Collection entries:
· · ·
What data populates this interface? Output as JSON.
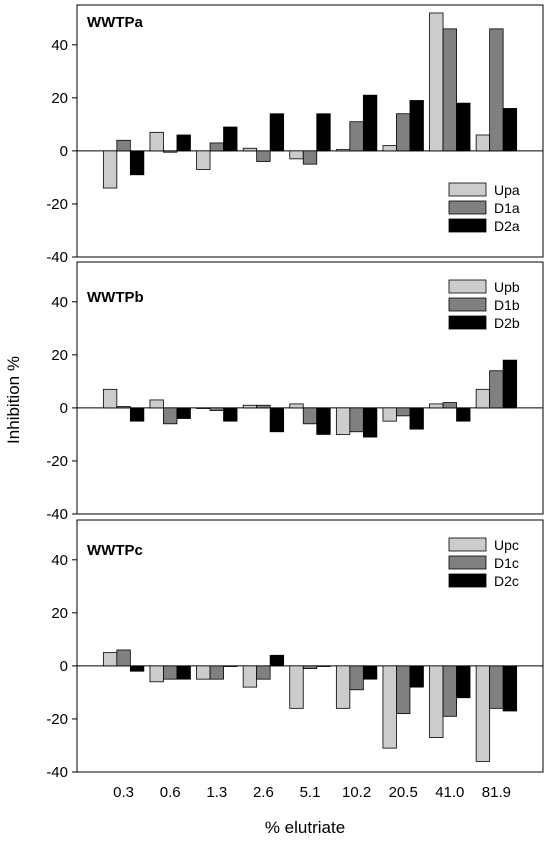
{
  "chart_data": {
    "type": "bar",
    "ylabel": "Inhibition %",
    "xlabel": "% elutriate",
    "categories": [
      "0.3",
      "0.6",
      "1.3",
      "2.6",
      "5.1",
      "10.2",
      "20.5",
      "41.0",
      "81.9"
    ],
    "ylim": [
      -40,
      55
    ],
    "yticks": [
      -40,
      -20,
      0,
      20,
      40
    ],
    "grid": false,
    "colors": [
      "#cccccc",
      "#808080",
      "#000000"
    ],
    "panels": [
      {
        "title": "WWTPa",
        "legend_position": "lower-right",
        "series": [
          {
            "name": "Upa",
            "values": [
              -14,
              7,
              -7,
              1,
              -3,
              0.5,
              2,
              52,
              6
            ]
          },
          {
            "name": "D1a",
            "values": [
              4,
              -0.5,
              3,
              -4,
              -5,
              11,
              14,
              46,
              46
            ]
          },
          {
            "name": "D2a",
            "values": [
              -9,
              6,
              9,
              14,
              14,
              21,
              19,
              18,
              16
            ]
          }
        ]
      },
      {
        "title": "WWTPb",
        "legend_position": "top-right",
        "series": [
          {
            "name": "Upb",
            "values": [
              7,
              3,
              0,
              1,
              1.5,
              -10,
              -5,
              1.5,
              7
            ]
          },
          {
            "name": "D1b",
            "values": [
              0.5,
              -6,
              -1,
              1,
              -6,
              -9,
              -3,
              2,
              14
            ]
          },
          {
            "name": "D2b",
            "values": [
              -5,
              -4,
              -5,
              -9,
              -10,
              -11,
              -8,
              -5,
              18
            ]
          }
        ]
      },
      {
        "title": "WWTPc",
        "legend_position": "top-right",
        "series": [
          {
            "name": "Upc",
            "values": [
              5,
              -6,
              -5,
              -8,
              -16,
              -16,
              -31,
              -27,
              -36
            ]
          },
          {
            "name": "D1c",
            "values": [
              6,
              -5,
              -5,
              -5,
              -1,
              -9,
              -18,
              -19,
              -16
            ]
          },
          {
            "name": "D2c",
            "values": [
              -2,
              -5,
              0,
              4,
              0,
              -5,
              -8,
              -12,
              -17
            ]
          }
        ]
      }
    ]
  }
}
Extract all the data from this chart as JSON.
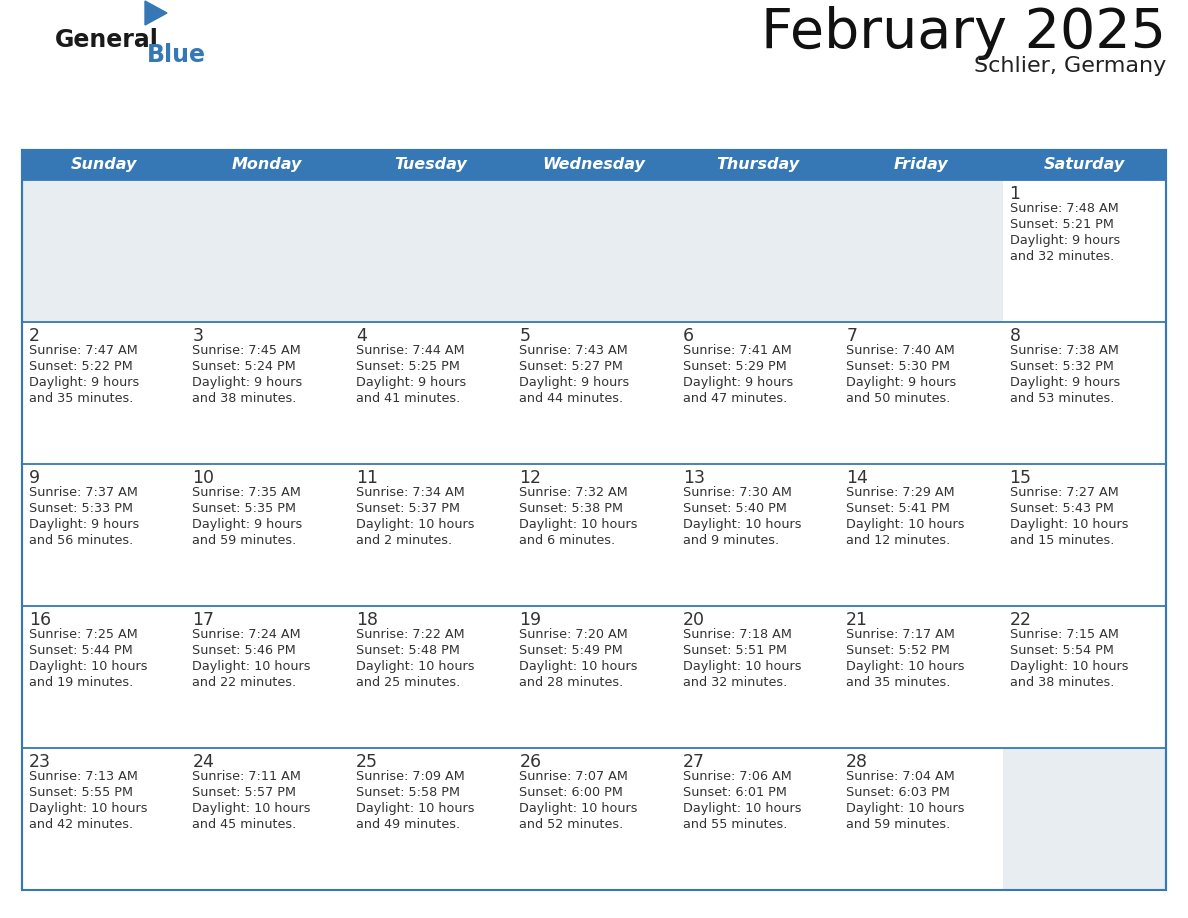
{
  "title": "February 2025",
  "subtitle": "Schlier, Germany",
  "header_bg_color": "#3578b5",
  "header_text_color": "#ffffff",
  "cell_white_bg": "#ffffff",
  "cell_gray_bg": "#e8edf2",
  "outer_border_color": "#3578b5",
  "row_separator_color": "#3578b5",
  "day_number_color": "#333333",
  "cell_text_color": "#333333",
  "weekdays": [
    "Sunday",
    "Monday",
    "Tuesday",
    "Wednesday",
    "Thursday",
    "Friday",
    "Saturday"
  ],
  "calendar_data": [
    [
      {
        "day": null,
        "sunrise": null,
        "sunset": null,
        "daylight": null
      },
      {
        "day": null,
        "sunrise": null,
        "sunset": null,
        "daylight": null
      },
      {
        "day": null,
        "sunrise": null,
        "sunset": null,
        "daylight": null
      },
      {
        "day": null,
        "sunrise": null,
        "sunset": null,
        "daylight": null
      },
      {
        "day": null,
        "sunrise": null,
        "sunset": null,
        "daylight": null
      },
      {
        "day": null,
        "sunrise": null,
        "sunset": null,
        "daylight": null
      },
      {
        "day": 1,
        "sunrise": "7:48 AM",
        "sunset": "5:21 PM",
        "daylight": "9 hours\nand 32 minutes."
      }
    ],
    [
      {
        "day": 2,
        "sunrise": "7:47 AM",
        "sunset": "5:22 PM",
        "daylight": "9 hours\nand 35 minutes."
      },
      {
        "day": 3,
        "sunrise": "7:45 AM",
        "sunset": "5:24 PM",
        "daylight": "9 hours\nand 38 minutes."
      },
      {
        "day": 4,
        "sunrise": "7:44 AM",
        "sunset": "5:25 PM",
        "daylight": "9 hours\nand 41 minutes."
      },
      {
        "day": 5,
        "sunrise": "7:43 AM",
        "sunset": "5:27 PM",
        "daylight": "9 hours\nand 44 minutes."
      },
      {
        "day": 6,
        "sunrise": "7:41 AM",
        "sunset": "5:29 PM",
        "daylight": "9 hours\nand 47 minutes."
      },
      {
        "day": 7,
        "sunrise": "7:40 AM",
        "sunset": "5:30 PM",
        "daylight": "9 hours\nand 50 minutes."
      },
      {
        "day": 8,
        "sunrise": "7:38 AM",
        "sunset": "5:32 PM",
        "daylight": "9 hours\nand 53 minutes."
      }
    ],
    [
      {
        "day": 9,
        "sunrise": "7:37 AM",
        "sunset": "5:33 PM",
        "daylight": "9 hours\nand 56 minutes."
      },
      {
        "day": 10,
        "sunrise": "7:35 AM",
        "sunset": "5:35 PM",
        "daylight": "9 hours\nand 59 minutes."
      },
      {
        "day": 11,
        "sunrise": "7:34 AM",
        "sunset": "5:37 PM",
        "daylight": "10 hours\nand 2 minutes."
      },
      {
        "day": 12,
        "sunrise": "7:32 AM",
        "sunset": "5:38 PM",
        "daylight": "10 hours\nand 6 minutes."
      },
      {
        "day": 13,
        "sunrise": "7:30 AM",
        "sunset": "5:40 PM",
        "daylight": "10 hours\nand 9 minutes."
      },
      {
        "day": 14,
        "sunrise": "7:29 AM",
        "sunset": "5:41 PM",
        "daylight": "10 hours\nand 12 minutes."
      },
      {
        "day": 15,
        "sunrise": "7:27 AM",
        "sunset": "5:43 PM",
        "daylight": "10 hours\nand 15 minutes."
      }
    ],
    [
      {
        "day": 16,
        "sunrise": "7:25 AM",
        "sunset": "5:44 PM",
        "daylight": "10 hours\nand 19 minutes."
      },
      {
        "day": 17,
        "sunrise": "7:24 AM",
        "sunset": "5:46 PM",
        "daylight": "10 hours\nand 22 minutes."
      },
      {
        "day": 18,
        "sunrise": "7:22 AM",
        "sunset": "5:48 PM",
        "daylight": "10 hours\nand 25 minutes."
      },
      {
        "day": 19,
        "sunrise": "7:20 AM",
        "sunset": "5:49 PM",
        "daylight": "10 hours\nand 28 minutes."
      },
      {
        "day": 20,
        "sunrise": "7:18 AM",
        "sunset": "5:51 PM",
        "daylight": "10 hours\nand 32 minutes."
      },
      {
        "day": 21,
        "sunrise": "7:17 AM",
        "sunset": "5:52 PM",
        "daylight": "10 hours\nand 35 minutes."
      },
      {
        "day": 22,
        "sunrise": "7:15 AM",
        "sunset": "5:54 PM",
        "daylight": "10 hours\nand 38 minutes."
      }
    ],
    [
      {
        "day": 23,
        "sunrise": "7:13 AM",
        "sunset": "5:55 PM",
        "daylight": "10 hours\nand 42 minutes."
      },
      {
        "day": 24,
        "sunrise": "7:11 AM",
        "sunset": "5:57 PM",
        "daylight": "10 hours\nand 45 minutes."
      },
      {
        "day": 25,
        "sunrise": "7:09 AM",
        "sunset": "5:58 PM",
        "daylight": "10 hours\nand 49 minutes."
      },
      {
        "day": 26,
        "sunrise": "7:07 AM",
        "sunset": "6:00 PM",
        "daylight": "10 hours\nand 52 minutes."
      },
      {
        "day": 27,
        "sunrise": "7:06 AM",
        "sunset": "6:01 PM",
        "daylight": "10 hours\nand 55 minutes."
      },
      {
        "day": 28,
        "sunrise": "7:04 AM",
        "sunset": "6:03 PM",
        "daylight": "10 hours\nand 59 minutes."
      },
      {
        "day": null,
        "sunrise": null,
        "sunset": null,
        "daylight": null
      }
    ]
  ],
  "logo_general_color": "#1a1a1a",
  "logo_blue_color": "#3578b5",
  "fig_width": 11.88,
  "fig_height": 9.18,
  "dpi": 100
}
· · ·
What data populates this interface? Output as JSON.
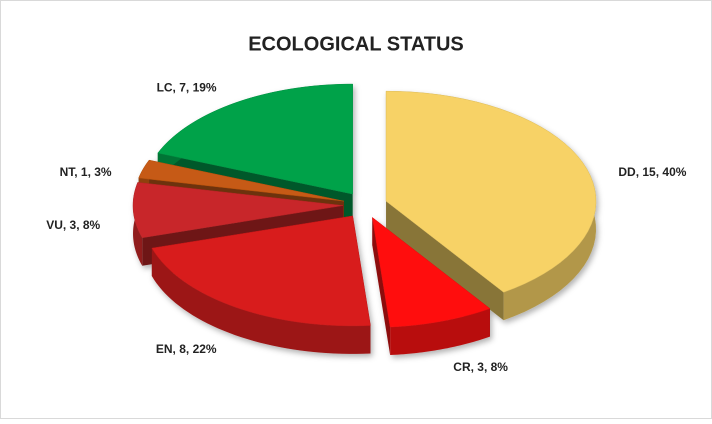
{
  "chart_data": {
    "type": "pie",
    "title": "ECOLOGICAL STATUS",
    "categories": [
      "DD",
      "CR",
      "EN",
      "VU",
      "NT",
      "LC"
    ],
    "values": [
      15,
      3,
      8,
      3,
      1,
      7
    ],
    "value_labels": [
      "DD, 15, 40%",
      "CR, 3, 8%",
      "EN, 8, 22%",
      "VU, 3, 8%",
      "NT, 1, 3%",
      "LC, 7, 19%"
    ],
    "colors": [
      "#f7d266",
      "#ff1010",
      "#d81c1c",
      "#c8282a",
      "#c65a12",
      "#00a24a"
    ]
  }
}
· · ·
Exercise details:
From the listing above, pick out every line containing "ffffff".

Correct result:
  "header_text_color": "#ffffff",
  "cell_white_bg": "#ffffff",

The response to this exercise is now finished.